[Start]

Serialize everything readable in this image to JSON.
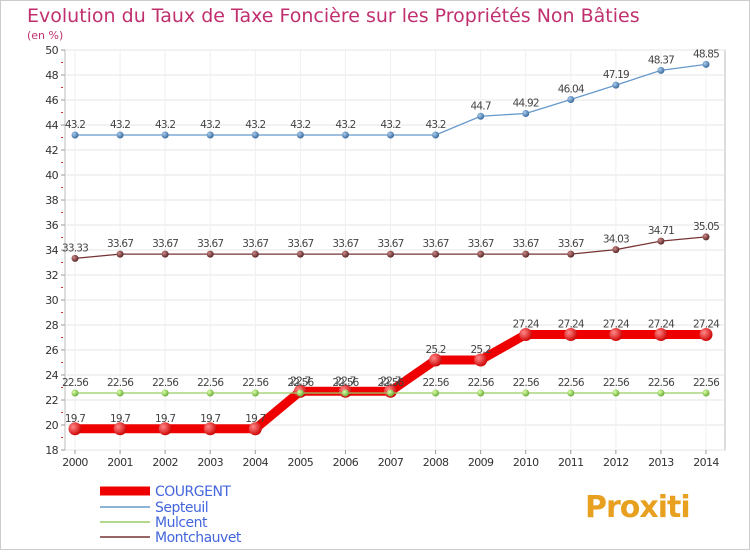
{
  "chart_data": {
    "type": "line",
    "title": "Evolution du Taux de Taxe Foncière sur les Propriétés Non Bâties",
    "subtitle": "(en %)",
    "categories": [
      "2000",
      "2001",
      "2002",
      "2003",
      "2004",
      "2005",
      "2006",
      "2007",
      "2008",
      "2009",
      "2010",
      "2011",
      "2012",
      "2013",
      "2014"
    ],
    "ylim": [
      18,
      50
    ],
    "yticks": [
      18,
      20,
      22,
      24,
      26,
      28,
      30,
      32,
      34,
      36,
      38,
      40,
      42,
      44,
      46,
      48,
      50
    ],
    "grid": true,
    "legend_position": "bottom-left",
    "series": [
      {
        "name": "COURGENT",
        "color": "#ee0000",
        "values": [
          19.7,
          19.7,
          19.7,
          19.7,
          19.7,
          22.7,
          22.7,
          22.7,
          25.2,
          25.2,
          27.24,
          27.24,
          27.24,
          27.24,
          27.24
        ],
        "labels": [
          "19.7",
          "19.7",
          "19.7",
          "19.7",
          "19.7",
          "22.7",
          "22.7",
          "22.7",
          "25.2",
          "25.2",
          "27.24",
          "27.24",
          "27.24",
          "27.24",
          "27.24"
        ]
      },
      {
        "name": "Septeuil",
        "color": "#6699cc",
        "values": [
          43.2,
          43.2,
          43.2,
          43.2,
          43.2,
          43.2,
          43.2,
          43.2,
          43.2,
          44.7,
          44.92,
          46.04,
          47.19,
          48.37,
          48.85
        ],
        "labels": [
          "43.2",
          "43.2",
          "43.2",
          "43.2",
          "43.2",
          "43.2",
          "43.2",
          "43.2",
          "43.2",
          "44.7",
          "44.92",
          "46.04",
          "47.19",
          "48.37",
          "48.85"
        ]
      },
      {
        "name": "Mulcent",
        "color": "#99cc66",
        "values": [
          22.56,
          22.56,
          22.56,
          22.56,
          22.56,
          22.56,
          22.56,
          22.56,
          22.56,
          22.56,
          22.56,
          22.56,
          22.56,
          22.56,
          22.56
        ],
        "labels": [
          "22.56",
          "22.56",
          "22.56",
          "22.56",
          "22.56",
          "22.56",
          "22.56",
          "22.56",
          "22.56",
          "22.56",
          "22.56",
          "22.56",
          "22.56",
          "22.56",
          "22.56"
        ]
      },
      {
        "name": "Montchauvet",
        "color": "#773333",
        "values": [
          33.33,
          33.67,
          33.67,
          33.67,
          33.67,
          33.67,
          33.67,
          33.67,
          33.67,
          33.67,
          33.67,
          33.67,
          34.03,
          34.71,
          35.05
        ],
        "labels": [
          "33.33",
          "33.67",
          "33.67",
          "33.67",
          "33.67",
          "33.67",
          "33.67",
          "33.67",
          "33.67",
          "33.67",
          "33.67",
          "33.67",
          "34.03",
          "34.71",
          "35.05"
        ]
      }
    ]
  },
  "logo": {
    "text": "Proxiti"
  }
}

[End]
[Start]

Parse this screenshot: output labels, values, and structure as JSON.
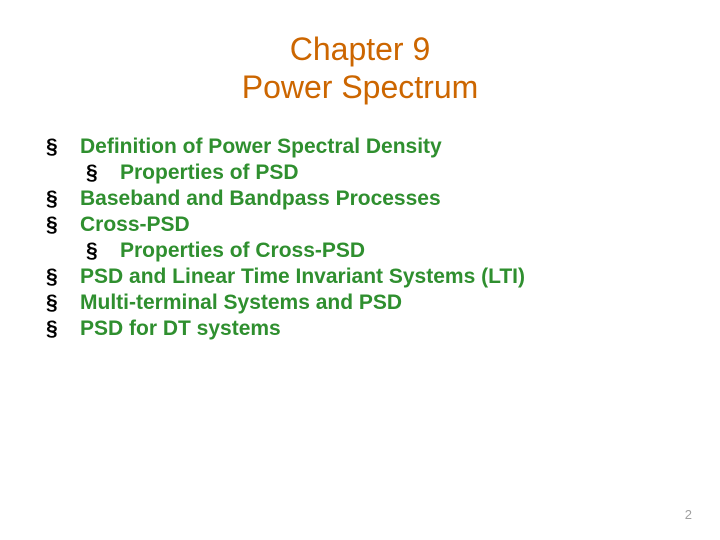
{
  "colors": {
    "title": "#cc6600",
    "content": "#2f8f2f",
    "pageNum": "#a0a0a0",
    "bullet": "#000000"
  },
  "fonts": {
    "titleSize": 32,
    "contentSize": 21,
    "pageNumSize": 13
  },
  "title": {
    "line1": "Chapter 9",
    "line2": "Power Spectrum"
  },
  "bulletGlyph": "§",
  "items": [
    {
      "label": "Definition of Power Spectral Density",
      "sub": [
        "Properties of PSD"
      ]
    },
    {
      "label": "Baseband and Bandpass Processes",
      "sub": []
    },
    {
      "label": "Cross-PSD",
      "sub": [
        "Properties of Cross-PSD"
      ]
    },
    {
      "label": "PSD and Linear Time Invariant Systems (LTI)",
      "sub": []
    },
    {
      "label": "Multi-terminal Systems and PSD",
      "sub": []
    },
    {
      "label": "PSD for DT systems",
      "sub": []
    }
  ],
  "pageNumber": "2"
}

[End]
[Start]

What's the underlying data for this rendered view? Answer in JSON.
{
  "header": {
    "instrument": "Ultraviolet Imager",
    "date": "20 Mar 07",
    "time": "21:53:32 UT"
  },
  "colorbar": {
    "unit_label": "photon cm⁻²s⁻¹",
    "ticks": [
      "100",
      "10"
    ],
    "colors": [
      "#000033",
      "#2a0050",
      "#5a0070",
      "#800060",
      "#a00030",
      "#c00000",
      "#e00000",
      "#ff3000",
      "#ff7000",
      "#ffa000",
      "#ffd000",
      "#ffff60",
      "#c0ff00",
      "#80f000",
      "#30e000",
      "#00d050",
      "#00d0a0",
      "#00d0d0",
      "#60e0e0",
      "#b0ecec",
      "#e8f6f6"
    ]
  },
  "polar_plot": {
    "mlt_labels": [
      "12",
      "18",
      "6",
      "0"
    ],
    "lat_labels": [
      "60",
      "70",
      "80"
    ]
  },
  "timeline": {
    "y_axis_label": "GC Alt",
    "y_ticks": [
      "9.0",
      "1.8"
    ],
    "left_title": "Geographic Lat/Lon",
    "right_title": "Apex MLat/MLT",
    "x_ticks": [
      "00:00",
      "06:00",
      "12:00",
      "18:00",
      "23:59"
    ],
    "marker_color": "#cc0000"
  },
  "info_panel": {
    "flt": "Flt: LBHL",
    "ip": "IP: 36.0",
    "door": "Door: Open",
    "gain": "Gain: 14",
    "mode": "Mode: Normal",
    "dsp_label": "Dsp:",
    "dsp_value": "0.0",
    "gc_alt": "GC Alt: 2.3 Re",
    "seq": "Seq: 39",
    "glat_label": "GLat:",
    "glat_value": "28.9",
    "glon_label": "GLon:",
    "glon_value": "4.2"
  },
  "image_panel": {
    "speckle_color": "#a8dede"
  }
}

[End]

Exercise task:
Copy out each line of the data where the string "name" appears.

Solution to the exercise:
        "name": "COURGENT",
        "name": "Septeuil",
        "name": "Mulcent",
        "name": "Montchauvet",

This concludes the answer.